OBJECTIVE
The entries are to be returned exactly, with images left out.
:: INPUT ROWS
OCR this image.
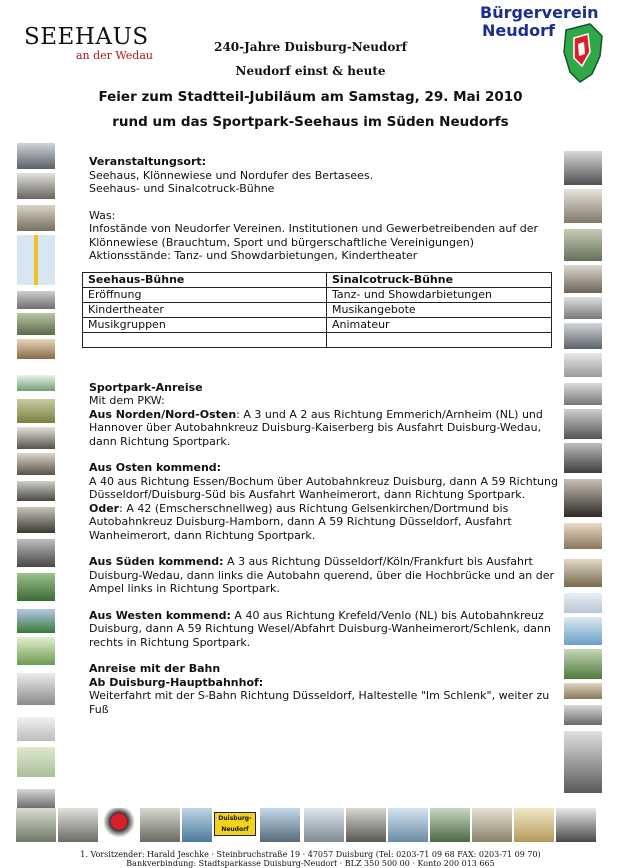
SEEHAUS
an der Wedau
Bürgerverein
Neudorf
240-Jahre Duisburg-Neudorf
Neudorf einst & heute
Feier zum Stadtteil-Jubiläum am Samstag, 29. Mai 2010
rund um das Sportpark-Seehaus im Süden Neudorfs

Veranstaltungsort:

Seehaus, Klönnewiese und Nordufer des Bertasees.

Seehaus- und Sinalcotruck-Bühne

Was:

Infostände von Neudorfer Vereinen. Institutionen und Gewerbetreibenden auf der Klönnewiese (Brauchtum, Sport und bürgerschaftliche Vereinigungen)

Aktionsstände: Tanz- und Showdarbietungen, Kindertheater

Seehaus-Bühne	Sinalcotruck-Bühne
Eröffnung	Tanz- und Showdarbietungen
Kindertheater	Musikangebote
Musikgruppen	Animateur

Sportpark-Anreise

Mit dem PKW:

Aus Norden/Nord-Osten: A 3 und A 2 aus Richtung Emmerich/Arnheim (NL) und Hannover über Autobahnkreuz Duisburg-Kaiserberg bis Ausfahrt Duisburg-Wedau, dann Richtung Sportpark.

Aus Osten kommend:

A 40 aus Richtung Essen/Bochum über Autobahnkreuz Duisburg, dann A 59 Richtung Düsseldorf/Duisburg-Süd bis Ausfahrt Wanheimerort, dann Richtung Sportpark.

Oder: A 42 (Emscherschnellweg) aus Richtung Gelsenkirchen/Dortmund bis Autobahnkreuz Duisburg-Hamborn, dann A 59 Richtung Düsseldorf, Ausfahrt Wanheimerort, dann Richtung Sportpark.

Aus Süden kommend: A 3 aus Richtung Düsseldorf/Köln/Frankfurt bis Ausfahrt Duisburg-Wedau, dann links die Autobahn querend, über die Hochbrücke und an der Ampel links in Richtung Sportpark.

Aus Westen kommend: A 40 aus Richtung Krefeld/Venlo (NL) bis Autobahnkreuz Duisburg, dann A 59 Richtung Wesel/Abfahrt Duisburg-Wanheimerort/Schlenk, dann rechts in Richtung Sportpark.

Anreise mit der Bahn

Ab Duisburg-Hauptbahnhof:

Weiterfahrt mit der S-Bahn Richtung Düsseldorf, Haltestelle "Im Schlenk", weiter zu Fuß

Duisburg-Neudorf
1. Vorsitzender: Harald Jeschke · Steinbruchstraße 19 · 47057 Duisburg (Tel: 0203-71 09 68 FAX: 0203-71 09 70)
Bankverbindung: Stadtsparkasse Duisburg-Neudorf · BLZ 350 500 00 · Konto 200 013 665
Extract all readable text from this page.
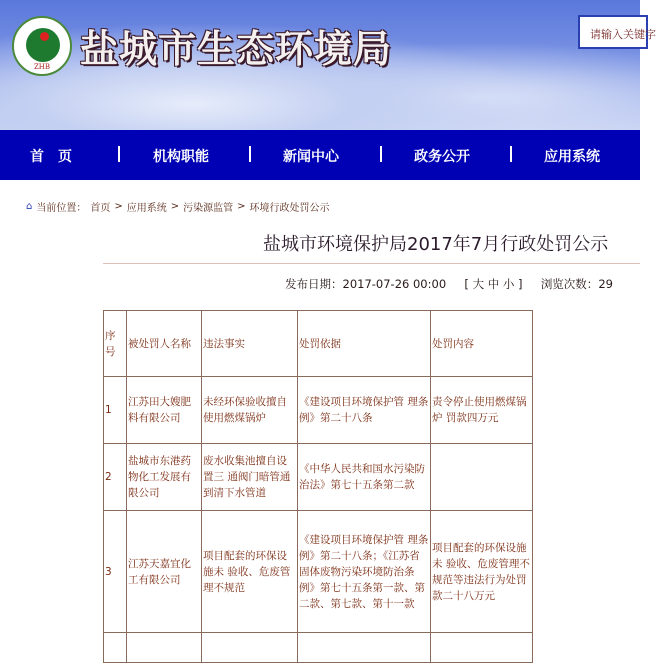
ZHB 盐城市生态环境局	请输入关键字
首　页	机构职能	新闻中心	政务公开	应用系统
⌂ 当前位置： 首页 > 应用系统 > 污染源监管 > 环境行政处罚公示
盐城市环境保护局2017年7月行政处罚公示
发布日期：2017-07-26 00:00 [ 大 中 小 ] 浏览次数：29
序号	被处罚人名称	违法事实	处罚依据	处罚内容
1	江苏田大嫂肥料有限公司	未经环保验收擅自使用燃煤锅炉	《建设项目环境保护管 理条例》第二十八条	责令停止使用燃煤锅炉 罚款四万元
2	盐城市东港药物化工发展有限公司	废水收集池擅自设置三 通阀门暗管通到清下水管道	《中华人民共和国水污染防治法》第七十五条第二款	
3	江苏天嘉宜化工有限公司	项目配套的环保设施未 验收、危废管理不规范	《建设项目环境保护管 理条例》第二十八条；《江苏省固体废物污染环境防治条例》第七十五条第一款、第二款、第七款、第十一款	项目配套的环保设施未 验收、危废管理不规范等违法行为处罚款二十八万元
::::
EXERCISE RESULT
OCR this image.
SEEHAUS
an der Wedau
Bürgerverein
Neudorf
240-Jahre Duisburg-Neudorf
Neudorf einst & heute
Feier zum Stadtteil-Jubiläum am Samstag, 29. Mai 2010
rund um das Sportpark-Seehaus im Süden Neudorfs

Veranstaltungsort:

Seehaus, Klönnewiese und Nordufer des Bertasees.

Seehaus- und Sinalcotruck-Bühne

Was:

Infostände von Neudorfer Vereinen. Institutionen und Gewerbetreibenden auf der Klönnewiese (Brauchtum, Sport und bürgerschaftliche Vereinigungen)

Aktionsstände: Tanz- und Showdarbietungen, Kindertheater

Seehaus-Bühne	Sinalcotruck-Bühne
Eröffnung	Tanz- und Showdarbietungen
Kindertheater	Musikangebote
Musikgruppen	Animateur

Sportpark-Anreise

Mit dem PKW:

Aus Norden/Nord-Osten: A 3 und A 2 aus Richtung Emmerich/Arnheim (NL) und Hannover über Autobahnkreuz Duisburg-Kaiserberg bis Ausfahrt Duisburg-Wedau, dann Richtung Sportpark.

Aus Osten kommend:

A 40 aus Richtung Essen/Bochum über Autobahnkreuz Duisburg, dann A 59 Richtung Düsseldorf/Duisburg-Süd bis Ausfahrt Wanheimerort, dann Richtung Sportpark.

Oder: A 42 (Emscherschnellweg) aus Richtung Gelsenkirchen/Dortmund bis Autobahnkreuz Duisburg-Hamborn, dann A 59 Richtung Düsseldorf, Ausfahrt Wanheimerort, dann Richtung Sportpark.

Aus Süden kommend: A 3 aus Richtung Düsseldorf/Köln/Frankfurt bis Ausfahrt Duisburg-Wedau, dann links die Autobahn querend, über die Hochbrücke und an der Ampel links in Richtung Sportpark.

Aus Westen kommend: A 40 aus Richtung Krefeld/Venlo (NL) bis Autobahnkreuz Duisburg, dann A 59 Richtung Wesel/Abfahrt Duisburg-Wanheimerort/Schlenk, dann rechts in Richtung Sportpark.

Anreise mit der Bahn

Ab Duisburg-Hauptbahnhof:

Weiterfahrt mit der S-Bahn Richtung Düsseldorf, Haltestelle "Im Schlenk", weiter zu Fuß

Duisburg-Neudorf
1. Vorsitzender: Harald Jeschke · Steinbruchstraße 19 · 47057 Duisburg (Tel: 0203-71 09 68 FAX: 0203-71 09 70)
Bankverbindung: Stadtsparkasse Duisburg-Neudorf · BLZ 350 500 00 · Konto 200 013 665
Extract all readable text from this page.
ZHB 盐城市生态环境局	请输入关键字
首　页	机构职能	新闻中心	政务公开	应用系统
⌂ 当前位置： 首页 > 应用系统 > 污染源监管 > 环境行政处罚公示
盐城市环境保护局2017年7月行政处罚公示
发布日期：2017-07-26 00:00 [ 大 中 小 ] 浏览次数：29
序号	被处罚人名称	违法事实	处罚依据	处罚内容
1	江苏田大嫂肥料有限公司	未经环保验收擅自使用燃煤锅炉	《建设项目环境保护管 理条例》第二十八条	责令停止使用燃煤锅炉 罚款四万元
2	盐城市东港药物化工发展有限公司	废水收集池擅自设置三 通阀门暗管通到清下水管道	《中华人民共和国水污染防治法》第七十五条第二款	
3	江苏天嘉宜化工有限公司	项目配套的环保设施未 验收、危废管理不规范	《建设项目环境保护管 理条例》第二十八条；《江苏省固体废物污染环境防治条例》第七十五条第一款、第二款、第七款、第十一款	项目配套的环保设施未 验收、危废管理不规范等违法行为处罚款二十八万元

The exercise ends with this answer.